> _What you have to do_: Filter the entries, keeping every line with the word "Umwandlung".

> _Supplied information_:
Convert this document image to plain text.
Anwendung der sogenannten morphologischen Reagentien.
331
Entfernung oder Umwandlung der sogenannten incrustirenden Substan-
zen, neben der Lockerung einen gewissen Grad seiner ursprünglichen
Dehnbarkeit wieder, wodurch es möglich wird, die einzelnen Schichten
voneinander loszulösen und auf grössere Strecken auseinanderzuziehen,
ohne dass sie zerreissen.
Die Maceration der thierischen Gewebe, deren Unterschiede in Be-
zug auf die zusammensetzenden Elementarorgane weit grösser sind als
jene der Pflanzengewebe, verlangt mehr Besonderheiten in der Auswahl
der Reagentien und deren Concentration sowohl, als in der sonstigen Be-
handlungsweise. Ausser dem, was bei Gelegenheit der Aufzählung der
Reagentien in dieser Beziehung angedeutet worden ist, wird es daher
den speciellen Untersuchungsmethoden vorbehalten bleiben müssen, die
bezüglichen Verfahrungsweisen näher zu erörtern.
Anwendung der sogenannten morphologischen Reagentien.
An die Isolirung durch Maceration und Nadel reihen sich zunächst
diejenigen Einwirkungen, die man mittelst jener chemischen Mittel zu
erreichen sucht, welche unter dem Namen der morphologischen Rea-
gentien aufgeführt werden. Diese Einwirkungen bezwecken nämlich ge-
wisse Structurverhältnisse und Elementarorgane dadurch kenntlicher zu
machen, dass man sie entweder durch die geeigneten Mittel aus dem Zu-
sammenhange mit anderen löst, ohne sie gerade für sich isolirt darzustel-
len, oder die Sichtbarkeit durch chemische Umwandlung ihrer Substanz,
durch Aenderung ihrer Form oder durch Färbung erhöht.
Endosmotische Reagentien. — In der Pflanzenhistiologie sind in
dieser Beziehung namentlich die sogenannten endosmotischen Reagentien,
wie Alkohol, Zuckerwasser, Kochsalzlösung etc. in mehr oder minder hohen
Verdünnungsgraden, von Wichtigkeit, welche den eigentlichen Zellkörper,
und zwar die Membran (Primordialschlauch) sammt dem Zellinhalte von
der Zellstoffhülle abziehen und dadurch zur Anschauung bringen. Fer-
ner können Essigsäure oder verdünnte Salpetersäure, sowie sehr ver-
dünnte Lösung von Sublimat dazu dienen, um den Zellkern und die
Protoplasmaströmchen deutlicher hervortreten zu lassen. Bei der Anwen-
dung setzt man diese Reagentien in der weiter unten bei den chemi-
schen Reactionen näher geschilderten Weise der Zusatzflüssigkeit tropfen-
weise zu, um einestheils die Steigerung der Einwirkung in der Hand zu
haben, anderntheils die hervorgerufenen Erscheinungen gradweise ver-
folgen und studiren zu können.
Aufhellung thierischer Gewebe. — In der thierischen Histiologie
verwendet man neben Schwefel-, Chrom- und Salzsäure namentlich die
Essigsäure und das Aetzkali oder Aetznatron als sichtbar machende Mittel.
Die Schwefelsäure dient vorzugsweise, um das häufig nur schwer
---
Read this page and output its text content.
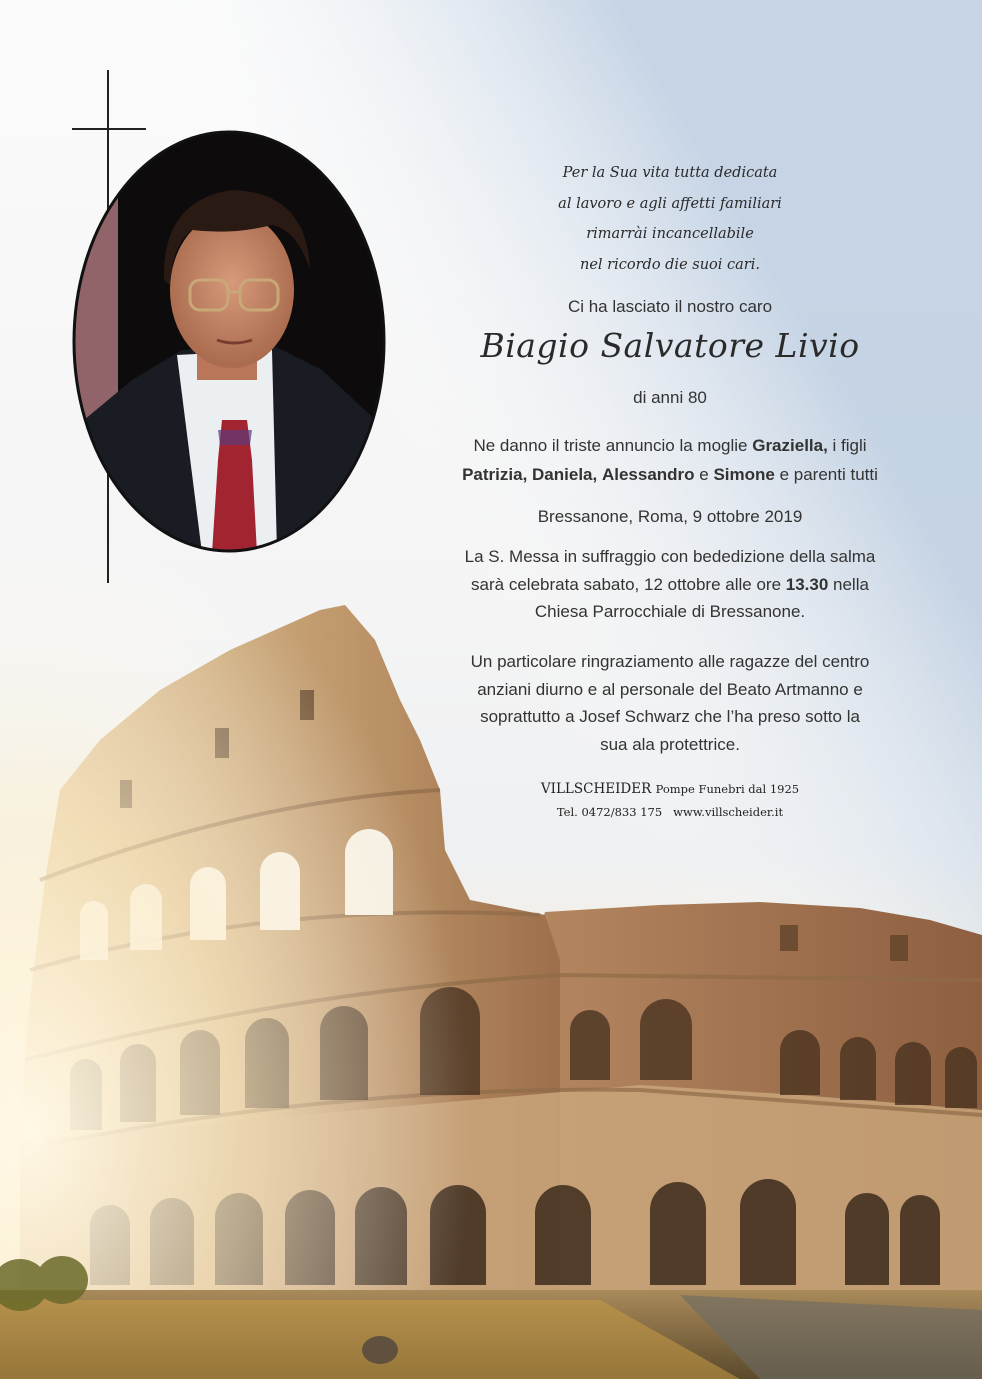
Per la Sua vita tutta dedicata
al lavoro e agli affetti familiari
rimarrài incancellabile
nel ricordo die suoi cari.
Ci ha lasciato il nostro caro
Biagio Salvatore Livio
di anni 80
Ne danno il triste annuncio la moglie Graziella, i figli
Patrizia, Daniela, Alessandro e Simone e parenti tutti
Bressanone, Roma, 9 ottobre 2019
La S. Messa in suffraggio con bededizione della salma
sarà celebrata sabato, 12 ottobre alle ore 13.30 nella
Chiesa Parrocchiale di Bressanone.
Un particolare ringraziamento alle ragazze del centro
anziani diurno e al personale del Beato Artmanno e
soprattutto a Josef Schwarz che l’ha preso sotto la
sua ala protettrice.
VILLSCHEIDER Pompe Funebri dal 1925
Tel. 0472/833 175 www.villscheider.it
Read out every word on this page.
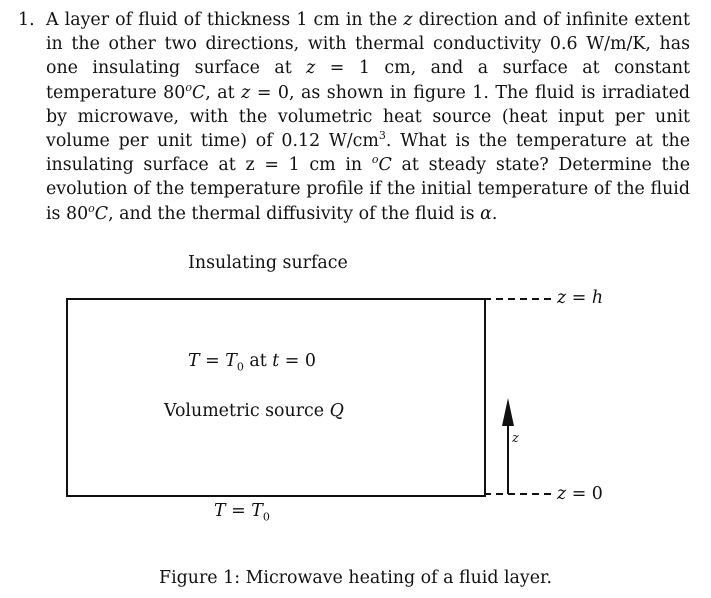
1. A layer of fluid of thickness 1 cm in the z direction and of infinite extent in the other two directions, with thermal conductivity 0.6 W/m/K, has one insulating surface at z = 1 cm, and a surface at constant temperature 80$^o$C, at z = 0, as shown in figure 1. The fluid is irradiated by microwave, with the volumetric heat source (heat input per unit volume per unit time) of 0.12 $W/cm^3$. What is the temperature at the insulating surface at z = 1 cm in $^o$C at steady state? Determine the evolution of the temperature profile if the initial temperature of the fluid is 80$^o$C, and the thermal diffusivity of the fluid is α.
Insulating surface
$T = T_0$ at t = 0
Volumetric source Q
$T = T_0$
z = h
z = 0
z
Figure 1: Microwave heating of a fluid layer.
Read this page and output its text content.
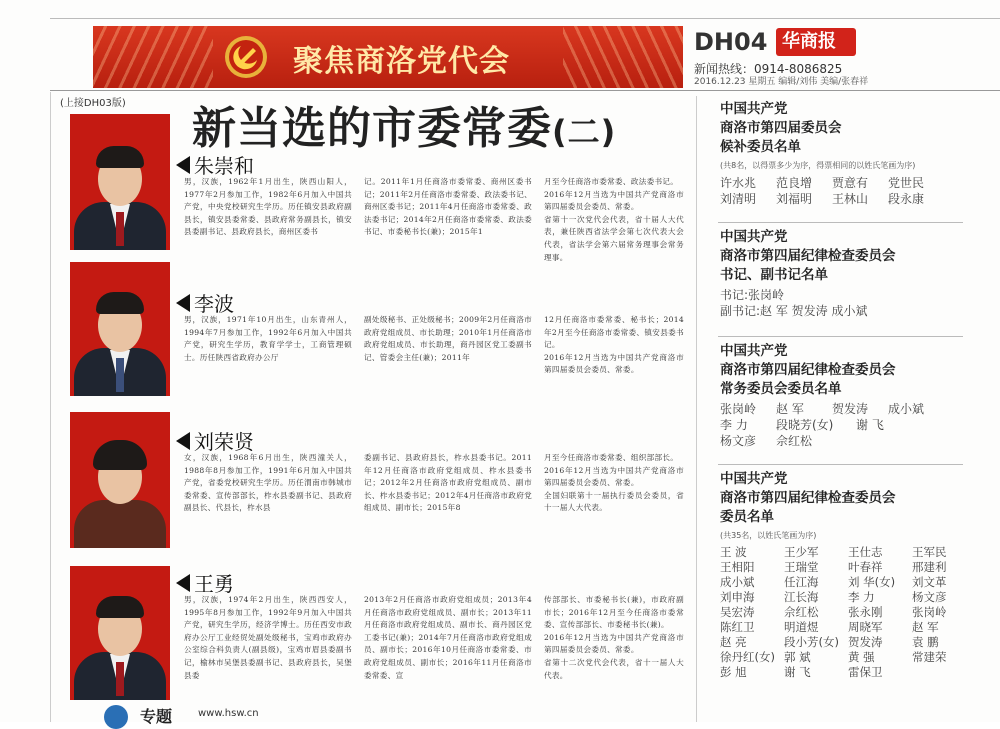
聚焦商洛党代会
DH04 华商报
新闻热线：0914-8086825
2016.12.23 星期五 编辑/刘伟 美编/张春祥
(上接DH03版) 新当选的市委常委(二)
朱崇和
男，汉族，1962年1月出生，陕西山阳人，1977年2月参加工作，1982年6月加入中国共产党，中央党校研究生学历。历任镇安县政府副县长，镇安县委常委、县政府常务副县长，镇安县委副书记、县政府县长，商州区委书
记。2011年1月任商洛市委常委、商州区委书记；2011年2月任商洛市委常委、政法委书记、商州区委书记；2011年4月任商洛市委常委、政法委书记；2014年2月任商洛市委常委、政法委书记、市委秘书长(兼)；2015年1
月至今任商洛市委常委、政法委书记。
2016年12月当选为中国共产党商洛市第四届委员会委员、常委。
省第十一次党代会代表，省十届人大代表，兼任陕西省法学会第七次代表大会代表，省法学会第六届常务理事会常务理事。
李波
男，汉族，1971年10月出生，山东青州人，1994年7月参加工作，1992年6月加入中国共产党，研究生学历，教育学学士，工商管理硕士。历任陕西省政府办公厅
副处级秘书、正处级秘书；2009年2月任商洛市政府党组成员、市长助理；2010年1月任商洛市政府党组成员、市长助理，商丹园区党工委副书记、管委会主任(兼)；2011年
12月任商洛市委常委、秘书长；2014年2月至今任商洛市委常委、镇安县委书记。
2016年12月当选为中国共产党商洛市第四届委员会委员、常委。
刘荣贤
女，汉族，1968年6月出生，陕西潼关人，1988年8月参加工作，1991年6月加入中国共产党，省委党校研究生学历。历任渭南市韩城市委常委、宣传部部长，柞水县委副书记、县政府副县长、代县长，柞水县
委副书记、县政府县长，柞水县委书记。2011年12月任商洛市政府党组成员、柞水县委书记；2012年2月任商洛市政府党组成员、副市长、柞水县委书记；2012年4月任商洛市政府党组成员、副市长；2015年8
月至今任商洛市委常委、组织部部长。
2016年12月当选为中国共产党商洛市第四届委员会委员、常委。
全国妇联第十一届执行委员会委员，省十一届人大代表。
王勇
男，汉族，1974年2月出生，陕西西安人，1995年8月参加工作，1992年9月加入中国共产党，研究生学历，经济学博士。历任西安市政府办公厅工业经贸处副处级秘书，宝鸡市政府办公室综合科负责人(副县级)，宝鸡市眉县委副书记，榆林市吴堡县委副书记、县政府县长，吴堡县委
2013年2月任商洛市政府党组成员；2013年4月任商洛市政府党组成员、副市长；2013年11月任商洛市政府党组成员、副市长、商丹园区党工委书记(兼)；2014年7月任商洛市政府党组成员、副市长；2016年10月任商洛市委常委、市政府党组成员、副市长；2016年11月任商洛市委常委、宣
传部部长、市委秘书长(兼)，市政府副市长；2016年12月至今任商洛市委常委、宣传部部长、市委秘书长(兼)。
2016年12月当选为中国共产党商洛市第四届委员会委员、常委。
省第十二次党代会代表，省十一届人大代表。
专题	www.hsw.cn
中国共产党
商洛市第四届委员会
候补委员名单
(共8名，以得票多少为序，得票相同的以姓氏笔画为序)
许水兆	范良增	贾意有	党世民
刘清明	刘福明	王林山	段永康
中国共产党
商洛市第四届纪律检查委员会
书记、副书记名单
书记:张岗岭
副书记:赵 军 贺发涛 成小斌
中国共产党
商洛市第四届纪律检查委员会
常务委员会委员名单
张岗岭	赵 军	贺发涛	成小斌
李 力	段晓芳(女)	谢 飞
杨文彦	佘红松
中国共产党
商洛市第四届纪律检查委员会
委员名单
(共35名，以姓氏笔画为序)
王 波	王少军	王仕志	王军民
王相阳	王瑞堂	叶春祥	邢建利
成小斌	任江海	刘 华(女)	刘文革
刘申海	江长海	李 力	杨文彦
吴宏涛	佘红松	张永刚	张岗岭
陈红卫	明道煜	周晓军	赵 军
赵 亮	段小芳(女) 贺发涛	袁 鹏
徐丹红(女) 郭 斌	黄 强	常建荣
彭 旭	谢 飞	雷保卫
==
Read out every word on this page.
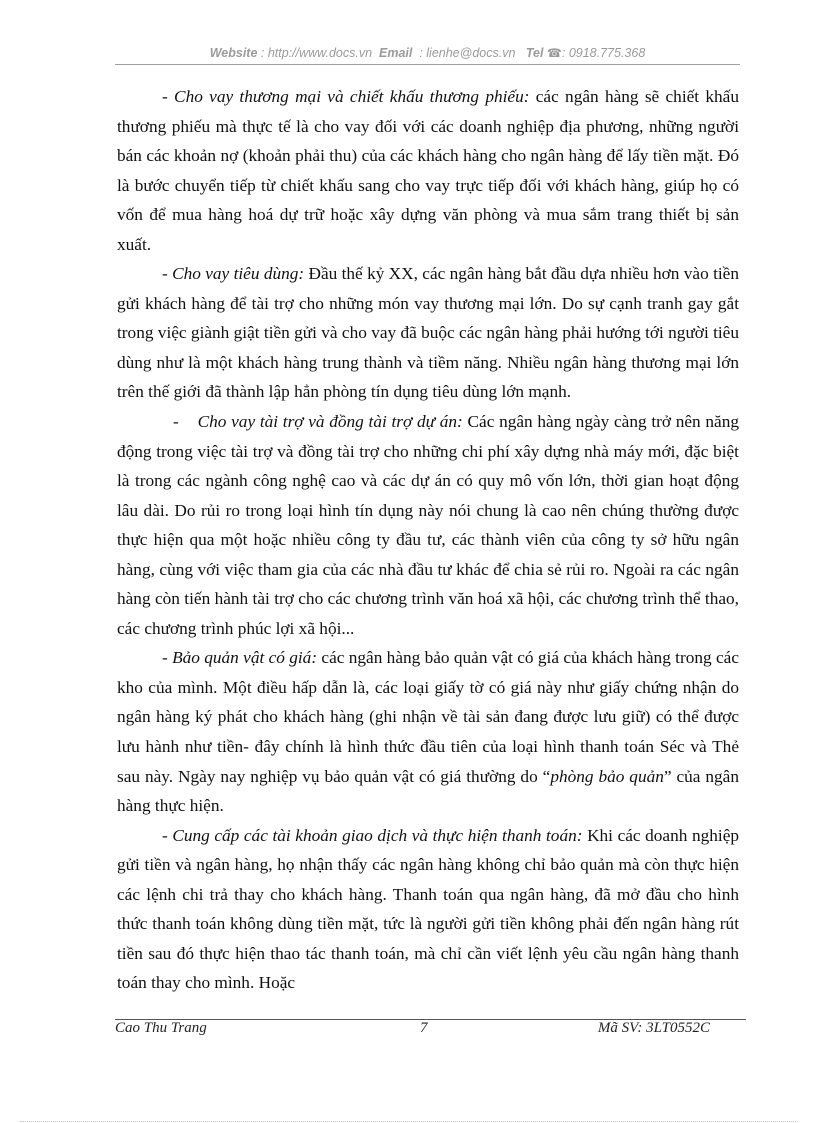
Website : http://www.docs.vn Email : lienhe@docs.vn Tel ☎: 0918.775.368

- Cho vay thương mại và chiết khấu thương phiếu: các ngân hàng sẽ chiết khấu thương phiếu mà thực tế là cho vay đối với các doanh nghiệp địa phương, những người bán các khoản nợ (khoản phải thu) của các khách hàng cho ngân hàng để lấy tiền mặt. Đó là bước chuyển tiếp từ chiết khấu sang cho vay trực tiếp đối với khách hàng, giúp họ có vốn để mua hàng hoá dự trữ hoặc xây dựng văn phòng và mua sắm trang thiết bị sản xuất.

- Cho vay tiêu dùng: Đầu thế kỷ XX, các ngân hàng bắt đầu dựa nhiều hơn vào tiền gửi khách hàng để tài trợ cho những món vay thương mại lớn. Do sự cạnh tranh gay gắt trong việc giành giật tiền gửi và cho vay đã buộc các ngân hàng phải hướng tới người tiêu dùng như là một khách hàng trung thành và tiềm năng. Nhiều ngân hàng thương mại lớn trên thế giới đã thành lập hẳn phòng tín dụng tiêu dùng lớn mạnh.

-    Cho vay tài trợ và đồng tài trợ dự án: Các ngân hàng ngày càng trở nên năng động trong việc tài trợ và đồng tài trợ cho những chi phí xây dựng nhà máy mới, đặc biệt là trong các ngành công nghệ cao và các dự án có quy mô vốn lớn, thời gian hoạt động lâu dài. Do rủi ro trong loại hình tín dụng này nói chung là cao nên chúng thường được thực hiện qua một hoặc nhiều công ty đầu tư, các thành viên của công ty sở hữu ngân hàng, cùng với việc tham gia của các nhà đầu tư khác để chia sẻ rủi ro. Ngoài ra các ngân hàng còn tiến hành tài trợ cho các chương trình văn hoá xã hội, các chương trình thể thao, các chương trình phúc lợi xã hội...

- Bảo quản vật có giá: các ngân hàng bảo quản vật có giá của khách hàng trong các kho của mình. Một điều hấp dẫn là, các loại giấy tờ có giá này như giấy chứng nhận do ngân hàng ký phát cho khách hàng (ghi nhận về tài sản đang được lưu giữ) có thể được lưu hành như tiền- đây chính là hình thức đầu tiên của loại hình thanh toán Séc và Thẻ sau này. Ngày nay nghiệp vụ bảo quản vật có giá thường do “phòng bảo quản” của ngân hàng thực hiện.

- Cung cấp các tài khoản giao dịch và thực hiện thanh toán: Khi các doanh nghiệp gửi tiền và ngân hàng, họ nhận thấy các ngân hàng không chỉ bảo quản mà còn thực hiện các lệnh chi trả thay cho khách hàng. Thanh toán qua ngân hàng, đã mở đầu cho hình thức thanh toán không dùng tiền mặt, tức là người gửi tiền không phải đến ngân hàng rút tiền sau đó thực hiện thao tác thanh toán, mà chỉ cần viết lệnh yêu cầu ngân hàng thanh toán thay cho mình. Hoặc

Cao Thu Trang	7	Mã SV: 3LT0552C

> _Output of the exercise_:
Entfernung oder Umwandlung der sogenannten incrustirenden Substan-
len, oder die Sichtbarkeit durch chemische Umwandlung ihrer Substanz,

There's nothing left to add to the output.